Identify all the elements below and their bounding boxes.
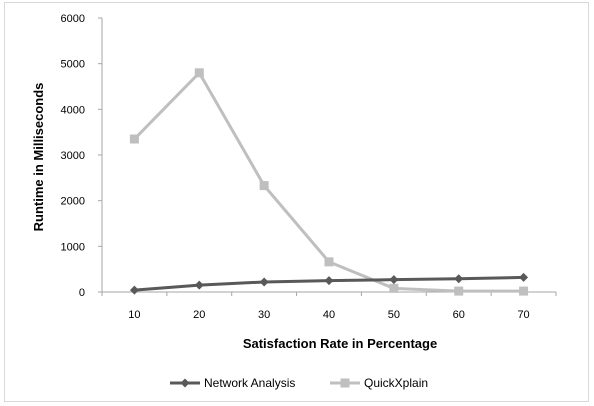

...

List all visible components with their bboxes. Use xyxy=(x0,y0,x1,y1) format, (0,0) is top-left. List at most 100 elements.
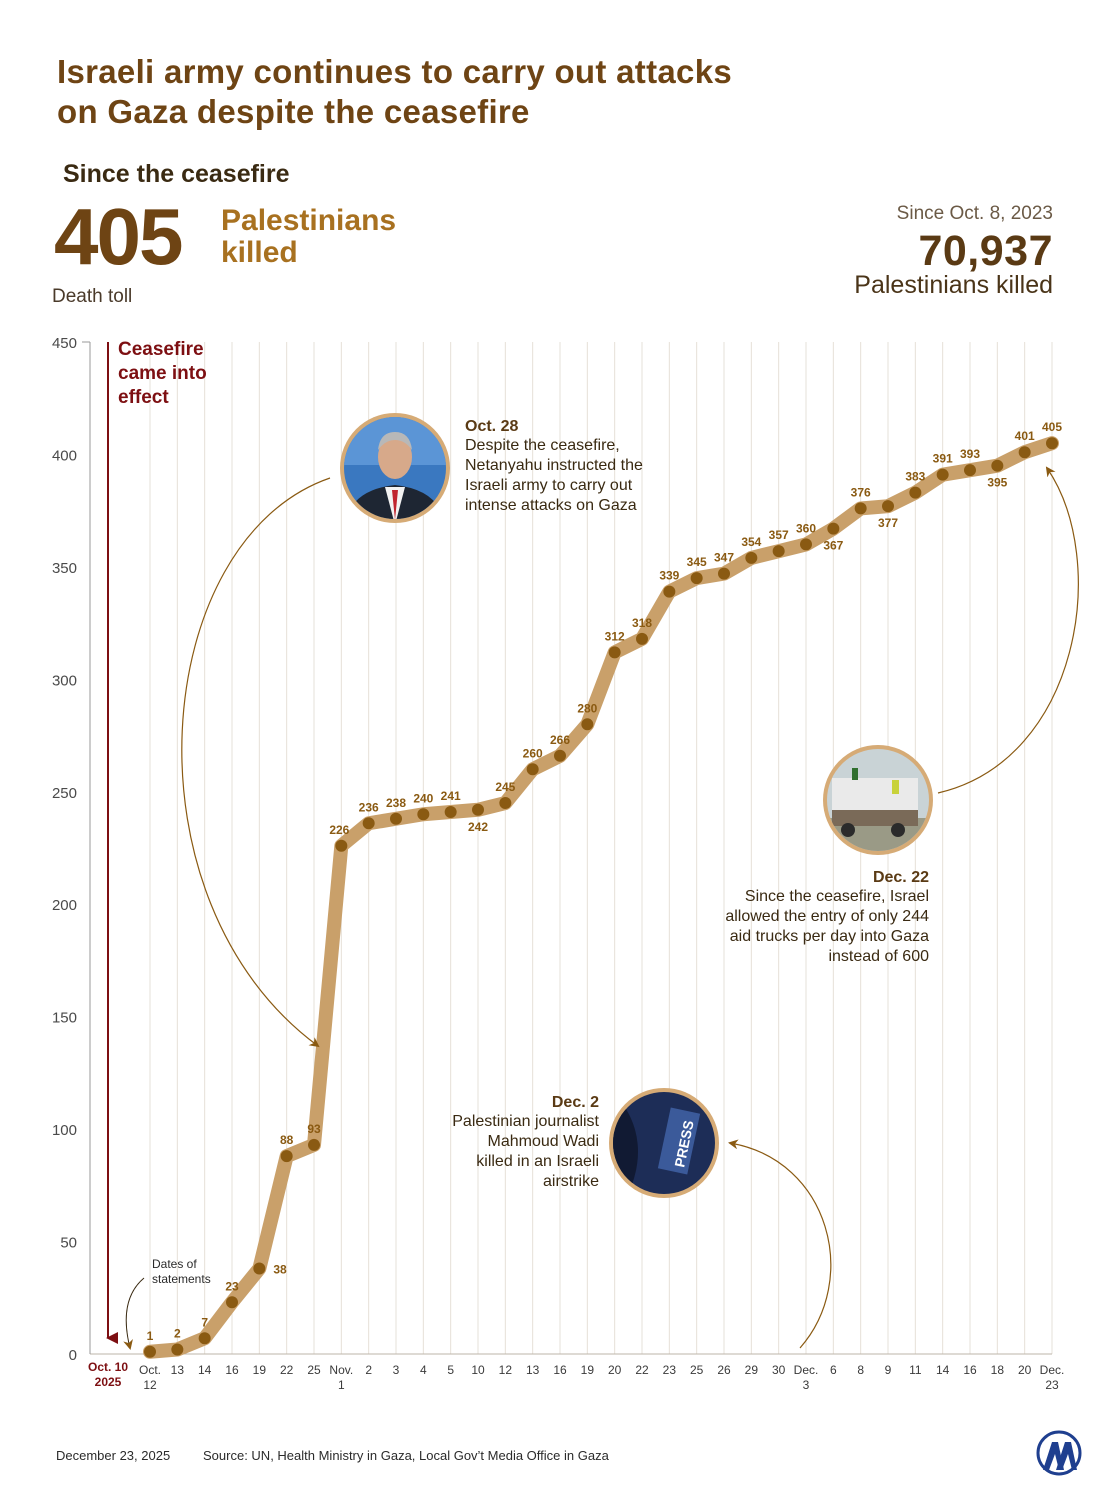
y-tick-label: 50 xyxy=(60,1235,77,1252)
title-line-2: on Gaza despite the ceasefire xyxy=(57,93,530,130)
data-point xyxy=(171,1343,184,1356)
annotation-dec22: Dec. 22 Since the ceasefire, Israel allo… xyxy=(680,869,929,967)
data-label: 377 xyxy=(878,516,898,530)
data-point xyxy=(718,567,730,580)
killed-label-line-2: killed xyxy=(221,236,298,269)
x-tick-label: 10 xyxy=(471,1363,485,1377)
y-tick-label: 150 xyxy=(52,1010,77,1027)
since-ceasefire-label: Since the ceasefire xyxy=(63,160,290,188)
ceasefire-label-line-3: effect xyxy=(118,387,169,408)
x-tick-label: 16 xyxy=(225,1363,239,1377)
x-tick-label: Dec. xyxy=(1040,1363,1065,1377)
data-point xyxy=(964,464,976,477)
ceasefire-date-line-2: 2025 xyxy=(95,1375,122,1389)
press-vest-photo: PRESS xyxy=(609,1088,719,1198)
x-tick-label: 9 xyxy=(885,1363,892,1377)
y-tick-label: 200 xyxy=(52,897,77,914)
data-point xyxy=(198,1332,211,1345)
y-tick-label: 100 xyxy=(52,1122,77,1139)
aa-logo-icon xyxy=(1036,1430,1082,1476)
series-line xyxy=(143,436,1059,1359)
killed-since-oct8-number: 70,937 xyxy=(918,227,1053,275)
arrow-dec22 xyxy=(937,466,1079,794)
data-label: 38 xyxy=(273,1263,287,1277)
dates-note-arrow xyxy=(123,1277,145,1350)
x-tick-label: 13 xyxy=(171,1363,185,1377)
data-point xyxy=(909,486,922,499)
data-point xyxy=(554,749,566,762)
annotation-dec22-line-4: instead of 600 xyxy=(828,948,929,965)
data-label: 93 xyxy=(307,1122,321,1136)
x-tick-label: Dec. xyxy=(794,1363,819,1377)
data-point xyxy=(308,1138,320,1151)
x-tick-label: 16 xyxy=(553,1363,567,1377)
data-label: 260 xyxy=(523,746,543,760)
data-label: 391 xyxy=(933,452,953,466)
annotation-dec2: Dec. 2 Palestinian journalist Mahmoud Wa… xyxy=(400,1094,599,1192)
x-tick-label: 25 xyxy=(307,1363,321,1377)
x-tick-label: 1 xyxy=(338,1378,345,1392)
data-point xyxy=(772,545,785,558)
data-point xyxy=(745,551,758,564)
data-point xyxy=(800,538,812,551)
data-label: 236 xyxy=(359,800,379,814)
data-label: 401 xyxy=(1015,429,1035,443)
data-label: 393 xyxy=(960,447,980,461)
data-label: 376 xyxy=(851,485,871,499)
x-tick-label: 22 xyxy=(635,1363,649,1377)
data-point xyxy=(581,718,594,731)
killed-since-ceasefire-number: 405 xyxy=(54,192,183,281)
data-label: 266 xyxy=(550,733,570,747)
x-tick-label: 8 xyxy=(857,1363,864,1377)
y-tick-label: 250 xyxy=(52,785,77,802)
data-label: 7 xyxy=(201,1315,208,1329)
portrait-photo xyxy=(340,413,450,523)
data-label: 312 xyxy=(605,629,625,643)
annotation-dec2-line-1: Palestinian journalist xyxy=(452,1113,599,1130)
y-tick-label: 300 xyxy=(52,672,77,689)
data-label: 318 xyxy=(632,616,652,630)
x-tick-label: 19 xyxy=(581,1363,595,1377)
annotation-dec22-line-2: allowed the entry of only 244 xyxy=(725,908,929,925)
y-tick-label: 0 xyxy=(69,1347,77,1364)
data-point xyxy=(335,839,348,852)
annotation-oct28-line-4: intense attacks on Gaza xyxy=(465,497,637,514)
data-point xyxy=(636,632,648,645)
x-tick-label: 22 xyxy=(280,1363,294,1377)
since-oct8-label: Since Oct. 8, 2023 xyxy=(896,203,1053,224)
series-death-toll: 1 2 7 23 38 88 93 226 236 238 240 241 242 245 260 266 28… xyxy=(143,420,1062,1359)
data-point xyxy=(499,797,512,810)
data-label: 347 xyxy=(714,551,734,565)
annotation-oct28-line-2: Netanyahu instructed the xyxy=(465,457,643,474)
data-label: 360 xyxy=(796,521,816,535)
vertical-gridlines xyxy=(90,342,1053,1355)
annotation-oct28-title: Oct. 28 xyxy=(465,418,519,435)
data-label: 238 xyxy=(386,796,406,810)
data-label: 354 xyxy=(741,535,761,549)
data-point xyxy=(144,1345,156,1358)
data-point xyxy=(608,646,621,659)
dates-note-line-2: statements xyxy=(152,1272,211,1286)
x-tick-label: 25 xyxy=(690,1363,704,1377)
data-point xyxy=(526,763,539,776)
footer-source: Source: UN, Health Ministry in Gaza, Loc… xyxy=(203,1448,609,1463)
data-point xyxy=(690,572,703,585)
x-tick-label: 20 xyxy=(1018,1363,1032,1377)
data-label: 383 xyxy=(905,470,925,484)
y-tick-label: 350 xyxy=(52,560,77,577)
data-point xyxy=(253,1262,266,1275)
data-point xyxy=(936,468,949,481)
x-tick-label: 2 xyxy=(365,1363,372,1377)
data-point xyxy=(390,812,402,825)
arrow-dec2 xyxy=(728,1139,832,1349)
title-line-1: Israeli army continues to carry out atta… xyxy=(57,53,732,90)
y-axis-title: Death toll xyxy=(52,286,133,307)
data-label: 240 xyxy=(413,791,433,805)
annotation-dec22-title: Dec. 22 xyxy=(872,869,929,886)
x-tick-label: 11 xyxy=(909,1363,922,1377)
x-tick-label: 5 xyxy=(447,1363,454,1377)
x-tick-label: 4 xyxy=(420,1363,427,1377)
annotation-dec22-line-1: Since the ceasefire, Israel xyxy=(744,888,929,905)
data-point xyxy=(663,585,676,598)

What you should do: Copy out the lines between the line holding "List all visible" and the line holding "killed-since-oct8-number: 70,937 xyxy=(918,227,1053,275)", inclusive, and leave the pictures out.

Exercise response:
List all visible components with their bboxes. Use xyxy=(x0,y0,x1,y1) format, (0,0) is top-left. List at most 100 elements.
y-tick-label: 50 xyxy=(60,1235,77,1252)
title-line-2: on Gaza despite the ceasefire xyxy=(57,93,530,130)
data-point xyxy=(171,1343,184,1356)
annotation-dec22: Dec. 22 Since the ceasefire, Israel allo… xyxy=(680,869,929,967)
data-label: 377 xyxy=(878,516,898,530)
data-point xyxy=(718,567,730,580)
killed-label-line-2: killed xyxy=(221,236,298,269)
x-tick-label: 10 xyxy=(471,1363,485,1377)
y-tick-label: 150 xyxy=(52,1010,77,1027)
since-ceasefire-label: Since the ceasefire xyxy=(63,160,290,188)
ceasefire-label-line-3: effect xyxy=(118,387,169,408)
x-tick-label: 16 xyxy=(225,1363,239,1377)
x-tick-label: Dec. xyxy=(1040,1363,1065,1377)
data-point xyxy=(964,464,976,477)
ceasefire-date-line-2: 2025 xyxy=(95,1375,122,1389)
press-vest-photo: PRESS xyxy=(609,1088,719,1198)
x-tick-label: 9 xyxy=(885,1363,892,1377)
y-tick-label: 200 xyxy=(52,897,77,914)
data-point xyxy=(198,1332,211,1345)
y-tick-label: 100 xyxy=(52,1122,77,1139)
aa-logo-icon xyxy=(1036,1430,1082,1476)
series-line xyxy=(143,436,1059,1359)
killed-since-oct8-number: 70,937 xyxy=(918,227,1053,275)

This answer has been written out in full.